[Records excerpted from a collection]
/---
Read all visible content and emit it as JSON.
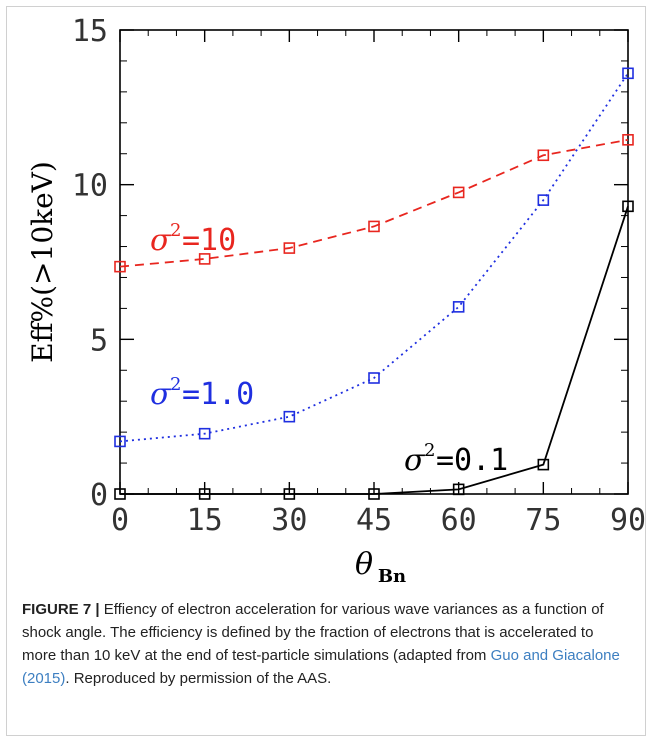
{
  "chart_data": {
    "type": "line",
    "title": "",
    "xlabel": "θ",
    "xlabel_sub": "Bn",
    "ylabel": "Eff%(>10keV)",
    "xlim": [
      0,
      90
    ],
    "ylim": [
      0,
      15
    ],
    "x_ticks": [
      0,
      15,
      30,
      45,
      60,
      75,
      90
    ],
    "y_ticks": [
      0,
      5,
      10,
      15
    ],
    "x": [
      0,
      15,
      30,
      45,
      60,
      75,
      90
    ],
    "grid": false,
    "legend": "inline labels",
    "series": [
      {
        "name": "σ²=10",
        "label_text": "σ",
        "label_sup": "2",
        "label_value": "=10",
        "values": [
          7.35,
          7.6,
          7.95,
          8.65,
          9.75,
          10.95,
          11.45
        ],
        "color": "#e8261f",
        "style": "dashed"
      },
      {
        "name": "σ²=1.0",
        "label_text": "σ",
        "label_sup": "2",
        "label_value": "=1.0",
        "values": [
          1.7,
          1.95,
          2.5,
          3.75,
          6.05,
          9.5,
          13.6
        ],
        "color": "#1f2fe0",
        "style": "dotted"
      },
      {
        "name": "σ²=0.1",
        "label_text": "σ",
        "label_sup": "2",
        "label_value": "=0.1",
        "values": [
          0.0,
          0.0,
          0.0,
          0.0,
          0.15,
          0.95,
          9.3
        ],
        "color": "#000000",
        "style": "solid"
      }
    ]
  },
  "caption": {
    "label": "FIGURE 7 |",
    "text_before": " Effiency of electron acceleration for various wave variances as a function of shock angle. The efficiency is defined by the fraction of electrons that is accelerated to more than 10 keV at the end of test-particle simulations (adapted from ",
    "citation": "Guo and Giacalone (2015)",
    "text_after": ". Reproduced by permission of the AAS."
  }
}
\---
What you need to do. Would you set down the listing exactly, omitting pictures?

The result.
Read all visible content and emit it as JSON.
{
  "chart_data": {
    "type": "line",
    "title": "",
    "xlabel": "θ",
    "xlabel_sub": "Bn",
    "ylabel": "Eff%(>10keV)",
    "xlim": [
      0,
      90
    ],
    "ylim": [
      0,
      15
    ],
    "x_ticks": [
      0,
      15,
      30,
      45,
      60,
      75,
      90
    ],
    "y_ticks": [
      0,
      5,
      10,
      15
    ],
    "x": [
      0,
      15,
      30,
      45,
      60,
      75,
      90
    ],
    "grid": false,
    "legend": "inline labels",
    "series": [
      {
        "name": "σ²=10",
        "label_text": "σ",
        "label_sup": "2",
        "label_value": "=10",
        "values": [
          7.35,
          7.6,
          7.95,
          8.65,
          9.75,
          10.95,
          11.45
        ],
        "color": "#e8261f",
        "style": "dashed"
      },
      {
        "name": "σ²=1.0",
        "label_text": "σ",
        "label_sup": "2",
        "label_value": "=1.0",
        "values": [
          1.7,
          1.95,
          2.5,
          3.75,
          6.05,
          9.5,
          13.6
        ],
        "color": "#1f2fe0",
        "style": "dotted"
      },
      {
        "name": "σ²=0.1",
        "label_text": "σ",
        "label_sup": "2",
        "label_value": "=0.1",
        "values": [
          0.0,
          0.0,
          0.0,
          0.0,
          0.15,
          0.95,
          9.3
        ],
        "color": "#000000",
        "style": "solid"
      }
    ]
  },
  "caption": {
    "label": "FIGURE 7 |",
    "text_before": " Effiency of electron acceleration for various wave variances as a function of shock angle. The efficiency is defined by the fraction of electrons that is accelerated to more than 10 keV at the end of test-particle simulations (adapted from ",
    "citation": "Guo and Giacalone (2015)",
    "text_after": ". Reproduced by permission of the AAS."
  }
}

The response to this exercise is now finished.